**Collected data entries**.
========================================

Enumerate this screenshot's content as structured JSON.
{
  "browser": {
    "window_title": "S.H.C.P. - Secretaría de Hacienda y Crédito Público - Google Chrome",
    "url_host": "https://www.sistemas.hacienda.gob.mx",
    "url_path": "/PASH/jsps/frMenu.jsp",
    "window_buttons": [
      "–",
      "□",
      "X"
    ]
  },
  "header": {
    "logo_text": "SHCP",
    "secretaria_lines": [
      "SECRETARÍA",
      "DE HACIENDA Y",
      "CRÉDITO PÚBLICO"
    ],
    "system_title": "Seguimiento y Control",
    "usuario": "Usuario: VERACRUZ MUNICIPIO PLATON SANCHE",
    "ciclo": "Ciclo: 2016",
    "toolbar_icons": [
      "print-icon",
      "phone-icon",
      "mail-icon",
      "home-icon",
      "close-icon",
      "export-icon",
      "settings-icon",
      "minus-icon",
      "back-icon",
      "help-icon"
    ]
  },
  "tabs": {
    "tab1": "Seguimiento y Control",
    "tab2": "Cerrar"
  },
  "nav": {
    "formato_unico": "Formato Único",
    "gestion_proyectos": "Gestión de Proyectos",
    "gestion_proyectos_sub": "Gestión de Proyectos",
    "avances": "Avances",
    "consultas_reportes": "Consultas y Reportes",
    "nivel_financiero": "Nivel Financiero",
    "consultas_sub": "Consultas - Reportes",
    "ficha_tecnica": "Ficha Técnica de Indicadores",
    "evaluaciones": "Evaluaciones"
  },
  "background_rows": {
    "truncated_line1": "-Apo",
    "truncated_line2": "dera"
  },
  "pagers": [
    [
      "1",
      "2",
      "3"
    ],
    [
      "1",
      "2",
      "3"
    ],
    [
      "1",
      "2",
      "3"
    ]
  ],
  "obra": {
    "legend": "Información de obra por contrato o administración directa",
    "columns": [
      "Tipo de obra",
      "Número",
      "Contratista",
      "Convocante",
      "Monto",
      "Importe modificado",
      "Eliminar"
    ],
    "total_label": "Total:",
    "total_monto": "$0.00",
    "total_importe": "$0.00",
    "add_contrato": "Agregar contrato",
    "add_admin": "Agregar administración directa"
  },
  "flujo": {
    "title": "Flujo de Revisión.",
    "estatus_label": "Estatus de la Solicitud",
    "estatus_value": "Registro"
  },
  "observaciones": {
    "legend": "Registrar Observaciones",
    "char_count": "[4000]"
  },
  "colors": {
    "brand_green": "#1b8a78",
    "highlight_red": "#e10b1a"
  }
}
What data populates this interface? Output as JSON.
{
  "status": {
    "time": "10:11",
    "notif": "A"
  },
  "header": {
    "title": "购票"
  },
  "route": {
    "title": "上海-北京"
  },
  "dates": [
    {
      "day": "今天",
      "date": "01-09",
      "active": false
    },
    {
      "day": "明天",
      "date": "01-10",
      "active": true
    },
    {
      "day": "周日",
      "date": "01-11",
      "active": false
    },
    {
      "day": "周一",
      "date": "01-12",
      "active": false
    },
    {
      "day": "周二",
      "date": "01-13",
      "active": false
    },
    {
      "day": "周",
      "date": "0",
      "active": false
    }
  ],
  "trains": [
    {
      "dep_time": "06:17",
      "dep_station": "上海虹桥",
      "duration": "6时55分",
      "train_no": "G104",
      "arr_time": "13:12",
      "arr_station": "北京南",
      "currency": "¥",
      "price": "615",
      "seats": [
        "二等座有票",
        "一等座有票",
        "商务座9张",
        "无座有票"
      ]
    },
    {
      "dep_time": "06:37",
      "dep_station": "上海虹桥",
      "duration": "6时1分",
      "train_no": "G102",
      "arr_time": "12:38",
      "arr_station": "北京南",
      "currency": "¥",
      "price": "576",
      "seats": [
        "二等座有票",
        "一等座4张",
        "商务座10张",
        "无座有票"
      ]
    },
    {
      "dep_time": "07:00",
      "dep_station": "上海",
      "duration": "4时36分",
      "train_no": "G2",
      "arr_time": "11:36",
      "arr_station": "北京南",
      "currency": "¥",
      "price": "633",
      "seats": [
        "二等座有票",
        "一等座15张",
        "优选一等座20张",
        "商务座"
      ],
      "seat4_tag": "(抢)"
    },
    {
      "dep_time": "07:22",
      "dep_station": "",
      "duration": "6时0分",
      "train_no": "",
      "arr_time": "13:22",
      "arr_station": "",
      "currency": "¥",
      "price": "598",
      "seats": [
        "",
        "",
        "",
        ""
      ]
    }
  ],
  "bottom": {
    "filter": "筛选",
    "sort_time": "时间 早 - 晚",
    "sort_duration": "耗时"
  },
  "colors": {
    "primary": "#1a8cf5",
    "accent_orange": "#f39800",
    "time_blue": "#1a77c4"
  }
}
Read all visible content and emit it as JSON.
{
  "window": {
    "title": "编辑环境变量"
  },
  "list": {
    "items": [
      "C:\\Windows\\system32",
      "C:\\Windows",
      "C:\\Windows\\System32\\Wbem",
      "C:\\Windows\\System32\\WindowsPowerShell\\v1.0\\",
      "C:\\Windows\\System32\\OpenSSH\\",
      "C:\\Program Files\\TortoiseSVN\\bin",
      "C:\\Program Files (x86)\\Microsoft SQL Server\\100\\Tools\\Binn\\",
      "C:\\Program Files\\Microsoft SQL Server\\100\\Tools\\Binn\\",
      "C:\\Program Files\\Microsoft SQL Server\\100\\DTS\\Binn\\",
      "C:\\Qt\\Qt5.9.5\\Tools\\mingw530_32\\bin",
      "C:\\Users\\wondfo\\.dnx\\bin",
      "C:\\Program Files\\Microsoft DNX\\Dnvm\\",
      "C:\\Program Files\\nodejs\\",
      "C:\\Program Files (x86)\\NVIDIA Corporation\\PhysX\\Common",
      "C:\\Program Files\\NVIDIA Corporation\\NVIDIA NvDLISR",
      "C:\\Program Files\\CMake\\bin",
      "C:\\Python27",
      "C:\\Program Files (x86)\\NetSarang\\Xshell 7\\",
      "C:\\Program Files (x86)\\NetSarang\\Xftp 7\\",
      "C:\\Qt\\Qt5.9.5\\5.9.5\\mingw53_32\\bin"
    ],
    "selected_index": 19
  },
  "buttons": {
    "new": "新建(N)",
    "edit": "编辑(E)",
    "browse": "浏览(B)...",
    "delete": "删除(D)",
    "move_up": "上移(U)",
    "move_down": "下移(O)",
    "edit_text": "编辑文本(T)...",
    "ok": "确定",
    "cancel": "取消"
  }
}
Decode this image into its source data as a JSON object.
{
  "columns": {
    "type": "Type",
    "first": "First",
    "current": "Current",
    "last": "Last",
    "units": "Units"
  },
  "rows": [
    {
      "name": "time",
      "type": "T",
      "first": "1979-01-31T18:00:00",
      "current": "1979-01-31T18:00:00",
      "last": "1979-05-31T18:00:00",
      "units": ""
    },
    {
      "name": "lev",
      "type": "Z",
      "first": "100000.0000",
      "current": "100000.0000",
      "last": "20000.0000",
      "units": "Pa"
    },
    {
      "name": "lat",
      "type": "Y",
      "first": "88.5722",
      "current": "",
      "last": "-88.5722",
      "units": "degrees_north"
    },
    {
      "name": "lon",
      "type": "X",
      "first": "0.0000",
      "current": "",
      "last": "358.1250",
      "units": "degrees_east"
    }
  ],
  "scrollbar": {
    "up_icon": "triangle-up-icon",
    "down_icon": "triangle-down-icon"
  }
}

========================================

Locate the lines above that contain "Gestión" and copy them.

**Written solution**.
    "gestion_proyectos": "Gestión de Proyectos",
    "gestion_proyectos_sub": "Gestión de Proyectos",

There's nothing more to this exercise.